### DATA SUPPLIED
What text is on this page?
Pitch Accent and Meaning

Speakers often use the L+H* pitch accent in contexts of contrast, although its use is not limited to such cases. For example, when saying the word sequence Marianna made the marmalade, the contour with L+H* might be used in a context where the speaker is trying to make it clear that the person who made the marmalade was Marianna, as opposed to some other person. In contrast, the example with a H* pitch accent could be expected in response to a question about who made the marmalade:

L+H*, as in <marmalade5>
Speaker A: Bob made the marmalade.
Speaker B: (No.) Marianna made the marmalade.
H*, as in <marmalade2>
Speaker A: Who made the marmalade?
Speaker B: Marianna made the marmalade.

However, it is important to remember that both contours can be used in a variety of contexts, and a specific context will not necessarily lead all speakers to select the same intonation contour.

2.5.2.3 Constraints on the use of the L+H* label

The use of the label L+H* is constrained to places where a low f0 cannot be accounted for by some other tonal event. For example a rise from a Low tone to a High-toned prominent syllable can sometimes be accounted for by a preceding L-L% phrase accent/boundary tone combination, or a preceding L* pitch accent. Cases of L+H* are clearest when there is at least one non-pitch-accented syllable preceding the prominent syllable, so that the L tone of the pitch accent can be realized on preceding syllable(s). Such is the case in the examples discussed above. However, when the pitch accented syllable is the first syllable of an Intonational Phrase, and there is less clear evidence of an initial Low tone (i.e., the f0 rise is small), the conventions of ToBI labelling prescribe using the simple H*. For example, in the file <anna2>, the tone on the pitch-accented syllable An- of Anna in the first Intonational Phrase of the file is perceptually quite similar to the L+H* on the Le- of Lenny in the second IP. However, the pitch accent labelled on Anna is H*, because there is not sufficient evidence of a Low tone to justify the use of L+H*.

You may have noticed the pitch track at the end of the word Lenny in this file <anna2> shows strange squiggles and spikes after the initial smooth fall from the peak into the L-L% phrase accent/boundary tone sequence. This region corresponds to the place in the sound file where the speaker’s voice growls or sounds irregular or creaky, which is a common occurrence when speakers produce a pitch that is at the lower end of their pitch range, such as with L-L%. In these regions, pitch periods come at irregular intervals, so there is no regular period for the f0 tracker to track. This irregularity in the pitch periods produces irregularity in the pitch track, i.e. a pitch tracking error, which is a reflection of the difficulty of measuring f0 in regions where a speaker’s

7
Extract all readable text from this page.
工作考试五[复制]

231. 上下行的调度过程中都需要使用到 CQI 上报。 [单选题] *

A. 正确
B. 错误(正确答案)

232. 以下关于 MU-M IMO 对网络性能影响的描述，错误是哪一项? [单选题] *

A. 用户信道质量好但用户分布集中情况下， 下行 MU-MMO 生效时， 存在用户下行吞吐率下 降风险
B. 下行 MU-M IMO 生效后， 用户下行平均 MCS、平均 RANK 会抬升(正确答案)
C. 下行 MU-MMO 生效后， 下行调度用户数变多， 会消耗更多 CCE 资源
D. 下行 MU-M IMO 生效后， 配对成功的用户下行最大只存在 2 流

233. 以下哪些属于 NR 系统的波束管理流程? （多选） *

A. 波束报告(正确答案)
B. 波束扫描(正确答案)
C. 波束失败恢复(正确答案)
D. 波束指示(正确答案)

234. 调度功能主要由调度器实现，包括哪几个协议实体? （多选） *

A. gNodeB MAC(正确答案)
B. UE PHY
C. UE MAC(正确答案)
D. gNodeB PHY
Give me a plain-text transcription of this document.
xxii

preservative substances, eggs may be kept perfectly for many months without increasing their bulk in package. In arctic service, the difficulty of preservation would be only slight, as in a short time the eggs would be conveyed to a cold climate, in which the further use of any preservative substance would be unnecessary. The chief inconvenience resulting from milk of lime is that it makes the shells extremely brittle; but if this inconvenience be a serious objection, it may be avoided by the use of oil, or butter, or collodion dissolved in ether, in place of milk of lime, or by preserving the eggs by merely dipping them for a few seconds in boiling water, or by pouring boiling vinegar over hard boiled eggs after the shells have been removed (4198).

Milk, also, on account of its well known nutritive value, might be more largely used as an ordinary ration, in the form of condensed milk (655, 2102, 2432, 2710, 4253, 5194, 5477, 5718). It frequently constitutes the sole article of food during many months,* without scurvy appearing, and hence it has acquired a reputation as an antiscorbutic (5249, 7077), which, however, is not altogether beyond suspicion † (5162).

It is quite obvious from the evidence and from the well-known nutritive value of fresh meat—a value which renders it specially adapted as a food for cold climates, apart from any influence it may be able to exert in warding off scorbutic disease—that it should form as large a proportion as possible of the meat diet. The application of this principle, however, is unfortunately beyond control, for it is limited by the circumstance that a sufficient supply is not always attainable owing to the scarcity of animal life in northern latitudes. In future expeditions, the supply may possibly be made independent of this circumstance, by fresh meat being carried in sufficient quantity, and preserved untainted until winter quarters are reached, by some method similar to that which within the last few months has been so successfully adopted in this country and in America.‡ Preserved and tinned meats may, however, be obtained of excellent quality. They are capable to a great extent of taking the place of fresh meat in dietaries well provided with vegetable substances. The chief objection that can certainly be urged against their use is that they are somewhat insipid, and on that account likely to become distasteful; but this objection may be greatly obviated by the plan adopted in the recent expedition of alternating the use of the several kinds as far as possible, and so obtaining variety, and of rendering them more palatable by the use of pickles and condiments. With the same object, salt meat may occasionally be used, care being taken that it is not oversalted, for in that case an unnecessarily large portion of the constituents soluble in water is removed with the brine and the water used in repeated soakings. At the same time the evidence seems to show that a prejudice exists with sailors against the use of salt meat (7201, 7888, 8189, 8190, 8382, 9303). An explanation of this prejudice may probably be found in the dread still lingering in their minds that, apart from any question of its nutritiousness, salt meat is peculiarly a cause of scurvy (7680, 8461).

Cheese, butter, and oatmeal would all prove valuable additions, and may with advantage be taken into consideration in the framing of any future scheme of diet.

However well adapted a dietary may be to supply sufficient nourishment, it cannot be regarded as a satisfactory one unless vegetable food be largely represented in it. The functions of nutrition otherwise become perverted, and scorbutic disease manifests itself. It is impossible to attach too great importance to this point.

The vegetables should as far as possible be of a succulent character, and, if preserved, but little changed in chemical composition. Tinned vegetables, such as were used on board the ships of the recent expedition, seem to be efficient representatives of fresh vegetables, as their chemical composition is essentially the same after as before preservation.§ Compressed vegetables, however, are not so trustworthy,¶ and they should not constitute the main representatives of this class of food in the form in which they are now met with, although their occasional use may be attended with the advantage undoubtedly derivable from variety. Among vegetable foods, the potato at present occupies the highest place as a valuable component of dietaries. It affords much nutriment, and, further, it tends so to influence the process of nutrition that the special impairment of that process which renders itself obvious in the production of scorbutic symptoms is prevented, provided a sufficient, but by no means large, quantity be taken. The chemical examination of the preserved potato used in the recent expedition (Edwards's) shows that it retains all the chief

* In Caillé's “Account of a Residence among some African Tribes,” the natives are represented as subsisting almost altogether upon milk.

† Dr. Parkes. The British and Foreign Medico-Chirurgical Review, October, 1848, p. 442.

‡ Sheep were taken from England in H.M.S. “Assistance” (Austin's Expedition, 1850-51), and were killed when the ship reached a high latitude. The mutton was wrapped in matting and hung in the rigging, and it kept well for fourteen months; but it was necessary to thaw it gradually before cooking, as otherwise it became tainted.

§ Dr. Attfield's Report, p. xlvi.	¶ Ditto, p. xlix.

### TASK STATEMENT
Show every line in the records above that contains the word "shows".

### EXERCISE ANSWER
You may have noticed the pitch track at the end of the word Lenny in this file <anna2> shows strange squiggles and spikes after the initial smooth fall from the peak into the L-L% phrase accent/boundary tone sequence. This region corresponds to the place in the sound file where the speaker’s voice growls or sounds irregular or creaky, which is a common occurrence when speakers produce a pitch that is at the lower end of their pitch range, such as with L-L%. In these regions, pitch periods come at irregular intervals, so there is no regular period for the f0 tracker to track. This irregularity in the pitch periods produces irregularity in the pitch track, i.e. a pitch tracking error, which is a reflection of the difficulty of measuring f0 in regions where a speaker’s
The vegetables should as far as possible be of a succulent character, and, if preserved, but little changed in chemical composition. Tinned vegetables, such as were used on board the ships of the recent expedition, seem to be efficient representatives of fresh vegetables, as their chemical composition is essentially the same after as before preservation.§ Compressed vegetables, however, are not so trustworthy,¶ and they should not constitute the main representatives of this class of food in the form in which they are now met with, although their occasional use may be attended with the advantage undoubtedly derivable from variety. Among vegetable foods, the potato at present occupies the highest place as a valuable component of dietaries. It affords much nutriment, and, further, it tends so to influence the process of nutrition that the special impairment of that process which renders itself obvious in the production of scorbutic symptoms is prevented, provided a sufficient, but by no means large, quantity be taken. The chemical examination of the preserved potato used in the recent expedition (Edwards's) shows that it retains all the chief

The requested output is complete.